Reading passage:

_ _ _

The city of Elmhurst has decided that the north side of town needs a little tender loving care. Work has been going on for over a year, including community meetings with both residents and businesses, surveys, research in other towns and internal discussion among city officials. Called the North York Plan, the area in question is a 2-mile stretch between Grand Avenue and North Avenue.
Lead by consulting teams at Houseal Lavigne Associates, Conservation Design Forum and Gewalt Hamilton Associates, the plan looks at how land is used, including what types of businesses are operating, what types of buildings are standing, vehicular and foot traffic, urban design, infrastructure including flood control, and more. This area is in TIF District IV, which was approved in September of 2012. (If you want more information about TIFs in general, please visit the Illinois Tax Increment Association website.)
Both residents and business owners have met in several meetings to provide opinions as to what is needed in the area and their conclusions were fairly similar. The most mentioned areas included parking, connectedness to the central business district, sidewalks and cross walks, and community perception because of the appearance of some of the buildings. To solve parking issues, consolidating parking areas and moving them behind the buildings was suggested. This might mean TIF financing would be required to purchase land. To connect this area to the downtown area, ideas including some type of trolley or bus to run between the North York Corridor and the Metra station were discussed, without gaining much traction.

_ _ _

Given task 1:
Please repeat the passage on the North York Plan word for word, between "The city of" and "and North Avenue.", inclusive.
Given task 2:
In the North York Plan passage, when was TIF District IV approved?
Given task 3:
Take the North York Plan passage further, picking up after its final sentence.

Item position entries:
_ _ _

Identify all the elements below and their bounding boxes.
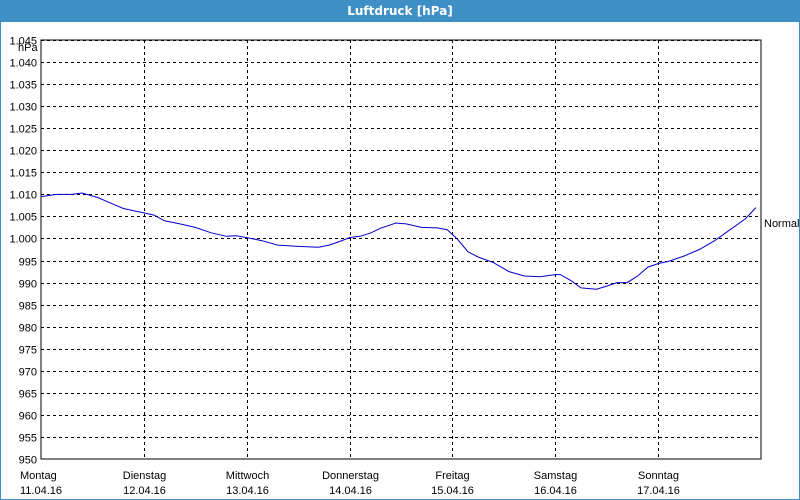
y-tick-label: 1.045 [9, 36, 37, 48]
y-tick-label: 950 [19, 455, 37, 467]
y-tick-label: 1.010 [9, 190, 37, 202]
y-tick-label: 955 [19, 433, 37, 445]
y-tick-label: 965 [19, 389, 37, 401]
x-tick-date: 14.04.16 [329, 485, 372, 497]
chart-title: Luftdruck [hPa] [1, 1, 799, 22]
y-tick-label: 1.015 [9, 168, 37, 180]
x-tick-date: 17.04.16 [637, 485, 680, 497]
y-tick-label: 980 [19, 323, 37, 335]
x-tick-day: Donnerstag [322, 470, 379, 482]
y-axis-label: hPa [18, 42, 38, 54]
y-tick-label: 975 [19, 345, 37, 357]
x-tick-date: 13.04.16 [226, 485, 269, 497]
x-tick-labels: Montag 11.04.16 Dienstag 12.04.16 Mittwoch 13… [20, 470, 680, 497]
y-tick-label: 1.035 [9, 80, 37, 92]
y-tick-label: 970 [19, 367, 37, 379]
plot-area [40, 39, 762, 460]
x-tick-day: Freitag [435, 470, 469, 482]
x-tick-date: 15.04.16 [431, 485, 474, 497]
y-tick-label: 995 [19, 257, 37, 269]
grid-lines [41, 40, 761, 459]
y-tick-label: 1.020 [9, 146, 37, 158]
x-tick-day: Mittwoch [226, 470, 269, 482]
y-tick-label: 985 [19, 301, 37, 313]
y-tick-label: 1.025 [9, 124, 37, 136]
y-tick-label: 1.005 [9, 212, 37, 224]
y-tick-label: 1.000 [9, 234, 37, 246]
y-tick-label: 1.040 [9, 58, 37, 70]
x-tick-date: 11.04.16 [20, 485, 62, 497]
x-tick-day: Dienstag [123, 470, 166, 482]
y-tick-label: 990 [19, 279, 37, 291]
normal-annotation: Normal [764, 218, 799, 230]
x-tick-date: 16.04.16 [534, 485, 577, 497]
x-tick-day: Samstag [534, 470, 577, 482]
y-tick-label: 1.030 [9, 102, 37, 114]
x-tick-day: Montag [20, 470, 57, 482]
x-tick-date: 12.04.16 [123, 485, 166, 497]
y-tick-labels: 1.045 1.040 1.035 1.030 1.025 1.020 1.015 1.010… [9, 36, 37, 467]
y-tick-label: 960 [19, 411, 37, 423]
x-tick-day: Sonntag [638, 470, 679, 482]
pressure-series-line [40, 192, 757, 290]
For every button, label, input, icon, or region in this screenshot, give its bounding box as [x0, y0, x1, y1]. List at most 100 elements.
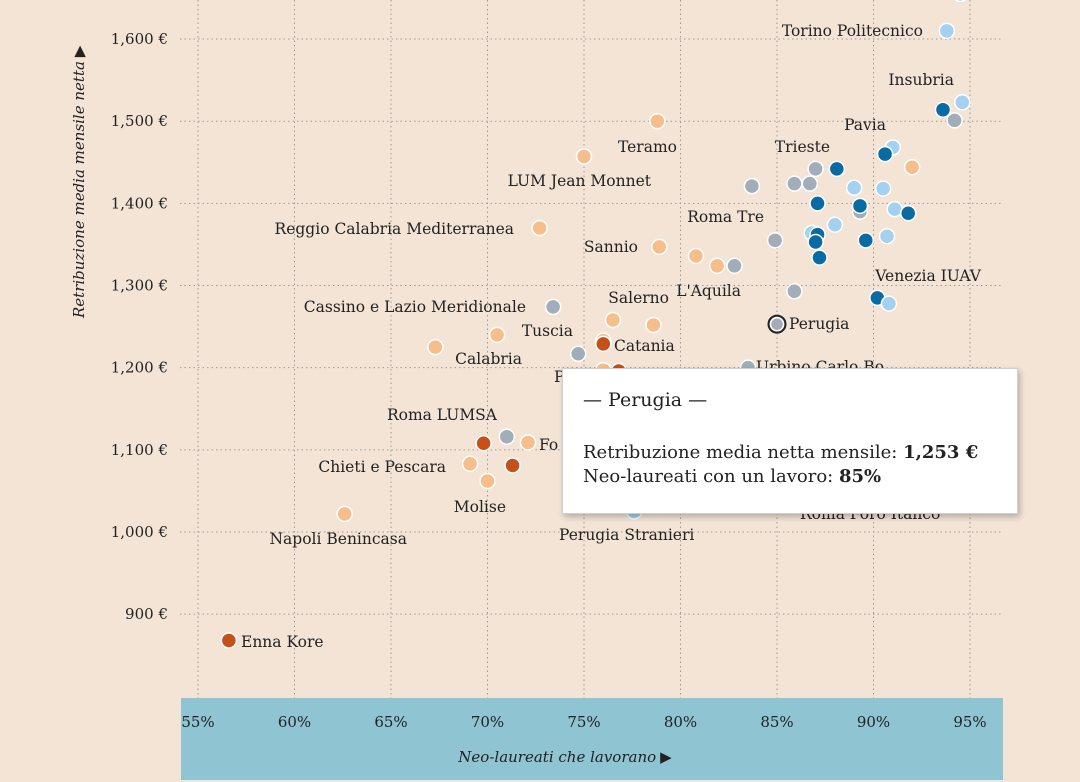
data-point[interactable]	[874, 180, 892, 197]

_ _ _

Final answer 1:
The city of Elmhurst has decided that the north side of town needs a little tender loving care. Work has been going on for over a year, including community meetings with both residents and businesses, surveys, research in other towns and internal discussion among city officials. Called the North York Plan, the area in question is a 2-mile stretch between Grand Avenue and North Avenue.

Final answer 2:
September of 2012.

Final answer 3:
Walkability was more easily addressed, including better sidewalks or paths. If parking lots are centrally located in back of the buildings, pedestrians would also be much safer. Community perception is thought to be poor because Elmhurst residents living adjacent to the area travel to other places to shop. Many people at the meetings thought the city should try to attract national stores similar to the new and popular Mariano’s grocery store. In addition, a lot of time was spent suggesting improvements to the appearance of the area including trees at intersections, medians with flowers and burying utility lines.
In fact, improving the appearance of the area seems to be the most pressing issue at the moment. The plan encourages businesses along North York Street to upgrade signage making it more consistent, improve landscaping along the street, improve the look of the I-290 interchange, and encourage economic development by recruiting bigger anchor stores like Bed, Bath and Beyond or other destination retail stores. Grant programs may be offered to improve existing business facades and move towards consolidating and revamping parking areas.
Making it advantageous for businesses who are more industrial in nature to move to Grand Avenue is also under consideration in order to make room for the more retail oriented businesses the city hopes to attract. With bigger stores, Elmhurst could become a regional shopping area bringing more tax revenue to the city and convenience to its residents.
So once again, exciting things appear to be happening in Elmhurst. Stay tuned for more updates!
If you are interested in learning more about this plan, there is a very complete report, including the illustrations and charts in this article, at http://www.hlplanning.com/portals/elmhurst/download/other_documents/North%20York%20Street%20Plan%20DRAFT%20MQ.pdf.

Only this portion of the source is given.